#### Supplied data ####

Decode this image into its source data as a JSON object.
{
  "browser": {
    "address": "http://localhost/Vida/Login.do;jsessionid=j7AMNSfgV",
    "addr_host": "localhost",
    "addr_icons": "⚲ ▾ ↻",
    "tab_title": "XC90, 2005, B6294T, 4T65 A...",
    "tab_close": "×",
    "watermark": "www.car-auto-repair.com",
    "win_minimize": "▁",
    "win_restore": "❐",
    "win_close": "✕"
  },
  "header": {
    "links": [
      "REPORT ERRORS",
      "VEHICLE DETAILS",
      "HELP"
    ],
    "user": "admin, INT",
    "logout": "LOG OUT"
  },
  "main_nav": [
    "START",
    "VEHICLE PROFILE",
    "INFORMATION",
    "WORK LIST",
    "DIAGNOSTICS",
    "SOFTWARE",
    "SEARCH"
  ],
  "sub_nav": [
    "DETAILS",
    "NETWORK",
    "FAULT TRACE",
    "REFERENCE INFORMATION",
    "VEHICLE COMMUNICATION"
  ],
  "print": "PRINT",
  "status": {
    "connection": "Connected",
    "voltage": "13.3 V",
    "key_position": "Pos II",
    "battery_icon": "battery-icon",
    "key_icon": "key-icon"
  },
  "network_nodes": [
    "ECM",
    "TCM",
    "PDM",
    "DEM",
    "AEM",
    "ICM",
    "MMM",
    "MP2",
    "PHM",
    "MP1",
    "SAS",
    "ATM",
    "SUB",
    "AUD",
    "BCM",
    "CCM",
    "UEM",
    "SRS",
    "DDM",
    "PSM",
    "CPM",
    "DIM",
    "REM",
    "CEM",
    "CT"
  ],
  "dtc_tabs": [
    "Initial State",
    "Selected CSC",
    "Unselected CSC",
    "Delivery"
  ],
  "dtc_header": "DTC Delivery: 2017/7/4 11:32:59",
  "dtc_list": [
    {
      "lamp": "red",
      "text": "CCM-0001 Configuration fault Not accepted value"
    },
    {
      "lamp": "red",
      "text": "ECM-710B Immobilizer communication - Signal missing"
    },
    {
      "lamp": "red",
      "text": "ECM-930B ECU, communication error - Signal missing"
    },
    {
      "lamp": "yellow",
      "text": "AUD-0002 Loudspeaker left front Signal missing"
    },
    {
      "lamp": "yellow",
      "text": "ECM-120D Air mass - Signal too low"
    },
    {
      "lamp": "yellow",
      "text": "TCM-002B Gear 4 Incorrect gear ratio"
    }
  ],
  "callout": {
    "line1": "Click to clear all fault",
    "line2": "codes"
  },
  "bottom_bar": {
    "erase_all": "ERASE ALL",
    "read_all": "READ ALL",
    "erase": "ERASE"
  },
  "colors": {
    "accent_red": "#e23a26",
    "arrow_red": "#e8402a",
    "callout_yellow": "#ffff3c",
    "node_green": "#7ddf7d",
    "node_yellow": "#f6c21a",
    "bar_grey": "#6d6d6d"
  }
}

####

What is being asked => Across the entries, how many lines contain "Signal"? Reply with the number only.

Response to this task => 4